The problem -
Images are not part of the copy; write out the rest of the data exactly as given.

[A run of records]
--- Begin ---

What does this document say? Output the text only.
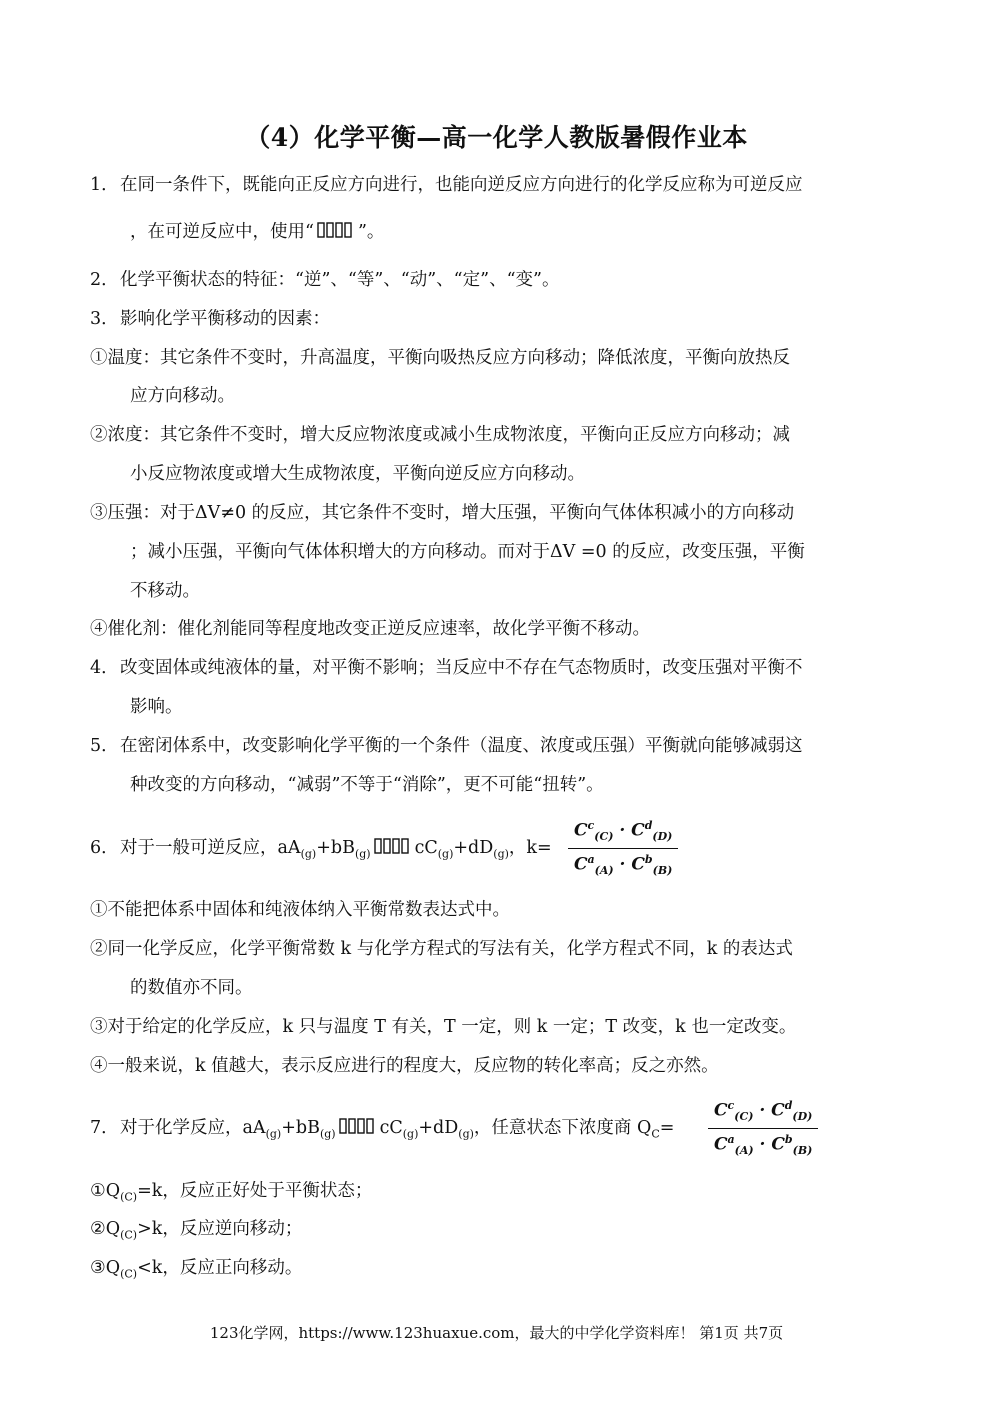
（4）化学平衡—高一化学人教版暑假作业本
1．在同一条件下，既能向正反应方向进行，也能向逆反应方向进行的化学反应称为可逆反应
，在可逆反应中，使用“	”。
2．化学平衡状态的特征：“逆”、“等”、“动”、“定”、“变”。
3．影响化学平衡移动的因素：
①温度：其它条件不变时，升高温度，平衡向吸热反应方向移动；降低浓度，平衡向放热反
应方向移动。
②浓度：其它条件不变时，增大反应物浓度或减小生成物浓度，平衡向正反应方向移动；减
小反应物浓度或增大生成物浓度，平衡向逆反应方向移动。
③压强：对于ΔV≠0 的反应，其它条件不变时，增大压强，平衡向气体体积减小的方向移动
；减小压强，平衡向气体体积增大的方向移动。而对于ΔV =0 的反应，改变压强，平衡
不移动。
④催化剂：催化剂能同等程度地改变正逆反应速率，故化学平衡不移动。
4．改变固体或纯液体的量，对平衡不影响；当反应中不存在气态物质时，改变压强对平衡不
影响。
5．在密闭体系中，改变影响化学平衡的一个条件（温度、浓度或压强）平衡就向能够减弱这
种改变的方向移动，“减弱”不等于“消除”，更不可能“扭转”。
6．对于一般可逆反应，$aA_{(g)}+bB_{(g)}$	$cC_{(g)}+dD_{(g)}$，k=
$C^c_{(C)} \cdot C^d_{(D)}$
$C^a_{(A)} \cdot C^b_{(B)}$
①不能把体系中固体和纯液体纳入平衡常数表达式中。
②同一化学反应，化学平衡常数 k 与化学方程式的写法有关，化学方程式不同，k 的表达式
的数值亦不同。
③对于给定的化学反应，k 只与温度 T 有关，T 一定，则 k 一定；T 改变，k 也一定改变。
④一般来说，k 值越大，表示反应进行的程度大，反应物的转化率高；反之亦然。
7．对于化学反应，$aA_{(g)}+bB_{(g)}$	$cC_{(g)}+dD_{(g)}$，任意状态下浓度商 $Q_C=$
$C^c_{(C)} \cdot C^d_{(D)}$
$C^a_{(A)} \cdot C^b_{(B)}$
$①Q_{(C)}=k$，反应正好处于平衡状态；
$②Q_{(C)}>k$，反应逆向移动；
$③Q_{(C)}<k$，反应正向移动。
123化学网，https://www.123huaxue.com，最大的中学化学资料库！ 第1页 共7页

--- End ---

Task solution -
What does this document say? Output the text only.
（4）化学平衡—高一化学人教版暑假作业本
1．在同一条件下，既能向正反应方向进行，也能向逆反应方向进行的化学反应称为可逆反应
，在可逆反应中，使用“	”。
2．化学平衡状态的特征：“逆”、“等”、“动”、“定”、“变”。
3．影响化学平衡移动的因素：
①温度：其它条件不变时，升高温度，平衡向吸热反应方向移动；降低浓度，平衡向放热反
应方向移动。
②浓度：其它条件不变时，增大反应物浓度或减小生成物浓度，平衡向正反应方向移动；减
小反应物浓度或增大生成物浓度，平衡向逆反应方向移动。
③压强：对于ΔV≠0 的反应，其它条件不变时，增大压强，平衡向气体体积减小的方向移动
；减小压强，平衡向气体体积增大的方向移动。而对于ΔV =0 的反应，改变压强，平衡
不移动。
④催化剂：催化剂能同等程度地改变正逆反应速率，故化学平衡不移动。
4．改变固体或纯液体的量，对平衡不影响；当反应中不存在气态物质时，改变压强对平衡不
影响。
5．在密闭体系中，改变影响化学平衡的一个条件（温度、浓度或压强）平衡就向能够减弱这
种改变的方向移动，“减弱”不等于“消除”，更不可能“扭转”。
6．对于一般可逆反应，$aA_{(g)}+bB_{(g)}$	$cC_{(g)}+dD_{(g)}$，k=
$C^c_{(C)} \cdot C^d_{(D)}$
$C^a_{(A)} \cdot C^b_{(B)}$
①不能把体系中固体和纯液体纳入平衡常数表达式中。
②同一化学反应，化学平衡常数 k 与化学方程式的写法有关，化学方程式不同，k 的表达式
的数值亦不同。
③对于给定的化学反应，k 只与温度 T 有关，T 一定，则 k 一定；T 改变，k 也一定改变。
④一般来说，k 值越大，表示反应进行的程度大，反应物的转化率高；反之亦然。
7．对于化学反应，$aA_{(g)}+bB_{(g)}$	$cC_{(g)}+dD_{(g)}$，任意状态下浓度商 $Q_C=$
$C^c_{(C)} \cdot C^d_{(D)}$
$C^a_{(A)} \cdot C^b_{(B)}$
$①Q_{(C)}=k$，反应正好处于平衡状态；
$②Q_{(C)}>k$，反应逆向移动；
$③Q_{(C)}<k$，反应正向移动。
123化学网，https://www.123huaxue.com，最大的中学化学资料库！ 第1页 共7页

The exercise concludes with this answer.